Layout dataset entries
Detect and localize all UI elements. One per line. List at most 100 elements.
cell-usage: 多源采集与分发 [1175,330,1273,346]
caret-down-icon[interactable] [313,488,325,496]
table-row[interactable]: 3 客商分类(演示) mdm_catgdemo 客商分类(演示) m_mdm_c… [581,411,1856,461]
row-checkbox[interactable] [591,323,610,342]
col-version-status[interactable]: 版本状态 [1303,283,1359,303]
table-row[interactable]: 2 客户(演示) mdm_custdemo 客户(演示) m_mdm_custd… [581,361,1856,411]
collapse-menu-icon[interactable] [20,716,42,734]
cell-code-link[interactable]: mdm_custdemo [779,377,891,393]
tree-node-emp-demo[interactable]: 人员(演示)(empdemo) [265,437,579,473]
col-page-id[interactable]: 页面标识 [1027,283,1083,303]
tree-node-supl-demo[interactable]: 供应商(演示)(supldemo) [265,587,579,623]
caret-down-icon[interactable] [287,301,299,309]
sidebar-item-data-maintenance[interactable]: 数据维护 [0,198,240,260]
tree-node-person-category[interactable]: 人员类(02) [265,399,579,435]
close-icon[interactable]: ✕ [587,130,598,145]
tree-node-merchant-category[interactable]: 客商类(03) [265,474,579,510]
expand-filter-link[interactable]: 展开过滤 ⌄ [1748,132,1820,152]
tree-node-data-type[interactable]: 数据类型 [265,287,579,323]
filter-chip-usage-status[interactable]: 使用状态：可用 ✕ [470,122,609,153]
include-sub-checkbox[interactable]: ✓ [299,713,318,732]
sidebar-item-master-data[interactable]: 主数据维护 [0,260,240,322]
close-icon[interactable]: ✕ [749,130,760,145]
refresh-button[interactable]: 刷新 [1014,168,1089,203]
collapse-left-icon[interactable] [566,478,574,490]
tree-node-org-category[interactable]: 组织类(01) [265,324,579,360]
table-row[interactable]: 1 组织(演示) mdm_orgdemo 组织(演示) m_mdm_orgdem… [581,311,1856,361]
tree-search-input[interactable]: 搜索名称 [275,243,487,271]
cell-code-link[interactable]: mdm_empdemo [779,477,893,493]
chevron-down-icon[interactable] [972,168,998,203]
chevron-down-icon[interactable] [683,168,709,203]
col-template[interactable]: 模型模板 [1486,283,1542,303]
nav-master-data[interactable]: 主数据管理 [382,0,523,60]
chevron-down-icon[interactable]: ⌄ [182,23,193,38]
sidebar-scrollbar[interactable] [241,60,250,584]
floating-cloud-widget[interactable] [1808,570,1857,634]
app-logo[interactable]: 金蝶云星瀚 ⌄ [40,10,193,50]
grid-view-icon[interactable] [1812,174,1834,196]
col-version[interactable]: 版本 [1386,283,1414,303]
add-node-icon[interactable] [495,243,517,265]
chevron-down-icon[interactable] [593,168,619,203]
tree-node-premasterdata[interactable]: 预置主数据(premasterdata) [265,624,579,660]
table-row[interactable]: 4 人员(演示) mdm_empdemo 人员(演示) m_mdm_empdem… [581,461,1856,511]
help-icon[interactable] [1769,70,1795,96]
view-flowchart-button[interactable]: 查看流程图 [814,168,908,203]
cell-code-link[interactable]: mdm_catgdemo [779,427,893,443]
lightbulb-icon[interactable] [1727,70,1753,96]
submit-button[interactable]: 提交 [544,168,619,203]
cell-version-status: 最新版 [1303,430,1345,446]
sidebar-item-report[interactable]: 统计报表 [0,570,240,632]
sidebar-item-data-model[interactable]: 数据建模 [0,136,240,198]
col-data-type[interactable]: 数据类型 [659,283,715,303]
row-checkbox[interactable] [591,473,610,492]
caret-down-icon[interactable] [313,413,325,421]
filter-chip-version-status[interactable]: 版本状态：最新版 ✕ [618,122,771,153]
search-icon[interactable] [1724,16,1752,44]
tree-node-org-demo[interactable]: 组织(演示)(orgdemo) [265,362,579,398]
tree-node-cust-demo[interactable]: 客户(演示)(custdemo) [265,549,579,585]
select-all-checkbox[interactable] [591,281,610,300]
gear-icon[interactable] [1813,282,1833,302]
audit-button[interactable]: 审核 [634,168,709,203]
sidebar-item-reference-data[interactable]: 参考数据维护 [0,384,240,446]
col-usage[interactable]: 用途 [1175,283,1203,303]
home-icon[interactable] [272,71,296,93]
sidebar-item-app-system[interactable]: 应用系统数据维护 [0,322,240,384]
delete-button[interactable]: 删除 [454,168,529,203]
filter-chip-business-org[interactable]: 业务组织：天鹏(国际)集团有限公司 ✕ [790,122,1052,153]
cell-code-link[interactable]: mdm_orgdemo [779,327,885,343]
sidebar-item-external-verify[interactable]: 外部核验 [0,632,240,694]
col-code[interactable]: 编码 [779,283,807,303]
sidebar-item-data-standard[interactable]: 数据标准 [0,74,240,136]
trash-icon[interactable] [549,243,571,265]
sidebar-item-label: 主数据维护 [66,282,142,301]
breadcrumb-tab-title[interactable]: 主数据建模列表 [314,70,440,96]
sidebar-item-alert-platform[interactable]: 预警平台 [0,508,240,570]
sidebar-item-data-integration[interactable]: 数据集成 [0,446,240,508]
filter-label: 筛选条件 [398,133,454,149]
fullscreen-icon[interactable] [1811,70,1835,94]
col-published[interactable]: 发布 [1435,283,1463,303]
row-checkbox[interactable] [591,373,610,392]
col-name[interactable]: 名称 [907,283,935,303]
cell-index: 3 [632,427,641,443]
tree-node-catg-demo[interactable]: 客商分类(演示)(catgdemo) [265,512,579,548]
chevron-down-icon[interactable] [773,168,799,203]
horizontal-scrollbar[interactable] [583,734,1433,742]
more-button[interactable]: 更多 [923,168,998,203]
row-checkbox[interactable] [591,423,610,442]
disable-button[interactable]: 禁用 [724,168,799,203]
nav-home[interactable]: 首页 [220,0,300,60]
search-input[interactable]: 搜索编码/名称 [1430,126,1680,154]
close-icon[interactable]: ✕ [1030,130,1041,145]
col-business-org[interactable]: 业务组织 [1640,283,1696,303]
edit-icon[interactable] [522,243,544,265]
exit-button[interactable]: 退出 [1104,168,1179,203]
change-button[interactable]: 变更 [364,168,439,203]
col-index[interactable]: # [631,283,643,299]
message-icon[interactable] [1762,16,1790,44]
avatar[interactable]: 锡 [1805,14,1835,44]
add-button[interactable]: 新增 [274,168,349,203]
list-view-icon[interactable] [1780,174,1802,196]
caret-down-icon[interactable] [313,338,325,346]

**What the task asks:** Write the lines above again, switching every "chevron-down-icon" to "arrow-down-icon" and leaving everything else unchanged.

**Written response:**
Detect and localize all UI elements. One per line. List at most 100 elements.
cell-usage: 多源采集与分发 [1175,330,1273,346]
caret-down-icon[interactable] [313,488,325,496]
table-row[interactable]: 3 客商分类(演示) mdm_catgdemo 客商分类(演示) m_mdm_c… [581,411,1856,461]
row-checkbox[interactable] [591,323,610,342]
col-version-status[interactable]: 版本状态 [1303,283,1359,303]
table-row[interactable]: 2 客户(演示) mdm_custdemo 客户(演示) m_mdm_custd… [581,361,1856,411]
collapse-menu-icon[interactable] [20,716,42,734]
cell-code-link[interactable]: mdm_custdemo [779,377,891,393]
tree-node-emp-demo[interactable]: 人员(演示)(empdemo) [265,437,579,473]
col-page-id[interactable]: 页面标识 [1027,283,1083,303]
tree-node-supl-demo[interactable]: 供应商(演示)(supldemo) [265,587,579,623]
caret-down-icon[interactable] [287,301,299,309]
sidebar-item-data-maintenance[interactable]: 数据维护 [0,198,240,260]
tree-node-person-category[interactable]: 人员类(02) [265,399,579,435]
close-icon[interactable]: ✕ [587,130,598,145]
tree-node-merchant-category[interactable]: 客商类(03) [265,474,579,510]
expand-filter-link[interactable]: 展开过滤 ⌄ [1748,132,1820,152]
tree-node-data-type[interactable]: 数据类型 [265,287,579,323]
filter-chip-usage-status[interactable]: 使用状态：可用 ✕ [470,122,609,153]
include-sub-checkbox[interactable]: ✓ [299,713,318,732]
sidebar-item-master-data[interactable]: 主数据维护 [0,260,240,322]
close-icon[interactable]: ✕ [749,130,760,145]
refresh-button[interactable]: 刷新 [1014,168,1089,203]
collapse-left-icon[interactable] [566,478,574,490]
tree-node-org-category[interactable]: 组织类(01) [265,324,579,360]
table-row[interactable]: 1 组织(演示) mdm_orgdemo 组织(演示) m_mdm_orgdem… [581,311,1856,361]
tree-search-input[interactable]: 搜索名称 [275,243,487,271]
cell-code-link[interactable]: mdm_empdemo [779,477,893,493]
arrow-down-icon[interactable] [972,168,998,203]
arrow-down-icon[interactable] [683,168,709,203]
col-template[interactable]: 模型模板 [1486,283,1542,303]
nav-master-data[interactable]: 主数据管理 [382,0,523,60]
arrow-down-icon[interactable]: ⌄ [182,23,193,38]
sidebar-scrollbar[interactable] [241,60,250,584]
floating-cloud-widget[interactable] [1808,570,1857,634]
app-logo[interactable]: 金蝶云星瀚 ⌄ [40,10,193,50]
grid-view-icon[interactable] [1812,174,1834,196]
col-version[interactable]: 版本 [1386,283,1414,303]
add-node-icon[interactable] [495,243,517,265]
arrow-down-icon[interactable] [593,168,619,203]
tree-node-premasterdata[interactable]: 预置主数据(premasterdata) [265,624,579,660]
table-row[interactable]: 4 人员(演示) mdm_empdemo 人员(演示) m_mdm_empdem… [581,461,1856,511]
help-icon[interactable] [1769,70,1795,96]
view-flowchart-button[interactable]: 查看流程图 [814,168,908,203]
cell-code-link[interactable]: mdm_catgdemo [779,427,893,443]
lightbulb-icon[interactable] [1727,70,1753,96]
submit-button[interactable]: 提交 [544,168,619,203]
cell-version-status: 最新版 [1303,430,1345,446]
sidebar-item-report[interactable]: 统计报表 [0,570,240,632]
sidebar-item-data-model[interactable]: 数据建模 [0,136,240,198]
col-data-type[interactable]: 数据类型 [659,283,715,303]
row-checkbox[interactable] [591,473,610,492]
caret-down-icon[interactable] [313,413,325,421]
filter-chip-version-status[interactable]: 版本状态：最新版 ✕ [618,122,771,153]
search-icon[interactable] [1724,16,1752,44]
tree-node-org-demo[interactable]: 组织(演示)(orgdemo) [265,362,579,398]
tree-node-cust-demo[interactable]: 客户(演示)(custdemo) [265,549,579,585]
select-all-checkbox[interactable] [591,281,610,300]
gear-icon[interactable] [1813,282,1833,302]
audit-button[interactable]: 审核 [634,168,709,203]
sidebar-item-reference-data[interactable]: 参考数据维护 [0,384,240,446]
col-usage[interactable]: 用途 [1175,283,1203,303]
home-icon[interactable] [272,71,296,93]
sidebar-item-app-system[interactable]: 应用系统数据维护 [0,322,240,384]
delete-button[interactable]: 删除 [454,168,529,203]
filter-chip-business-org[interactable]: 业务组织：天鹏(国际)集团有限公司 ✕ [790,122,1052,153]
cell-code-link[interactable]: mdm_orgdemo [779,327,885,343]
sidebar-item-external-verify[interactable]: 外部核验 [0,632,240,694]
col-code[interactable]: 编码 [779,283,807,303]
sidebar-item-data-standard[interactable]: 数据标准 [0,74,240,136]
trash-icon[interactable] [549,243,571,265]
sidebar-item-label: 主数据维护 [66,282,142,301]
breadcrumb-tab-title[interactable]: 主数据建模列表 [314,70,440,96]
sidebar-item-alert-platform[interactable]: 预警平台 [0,508,240,570]
sidebar-item-data-integration[interactable]: 数据集成 [0,446,240,508]
filter-label: 筛选条件 [398,133,454,149]
fullscreen-icon[interactable] [1811,70,1835,94]
col-published[interactable]: 发布 [1435,283,1463,303]
row-checkbox[interactable] [591,373,610,392]
col-name[interactable]: 名称 [907,283,935,303]
cell-index: 3 [632,427,641,443]
tree-node-catg-demo[interactable]: 客商分类(演示)(catgdemo) [265,512,579,548]
arrow-down-icon[interactable] [773,168,799,203]
horizontal-scrollbar[interactable] [583,734,1433,742]
more-button[interactable]: 更多 [923,168,998,203]
row-checkbox[interactable] [591,423,610,442]
disable-button[interactable]: 禁用 [724,168,799,203]
nav-home[interactable]: 首页 [220,0,300,60]
search-input[interactable]: 搜索编码/名称 [1430,126,1680,154]
close-icon[interactable]: ✕ [1030,130,1041,145]
col-business-org[interactable]: 业务组织 [1640,283,1696,303]
edit-icon[interactable] [522,243,544,265]
exit-button[interactable]: 退出 [1104,168,1179,203]
change-button[interactable]: 变更 [364,168,439,203]
col-index[interactable]: # [631,283,643,299]
message-icon[interactable] [1762,16,1790,44]
avatar[interactable]: 锡 [1805,14,1835,44]
add-button[interactable]: 新增 [274,168,349,203]
list-view-icon[interactable] [1780,174,1802,196]
caret-down-icon[interactable] [313,338,325,346]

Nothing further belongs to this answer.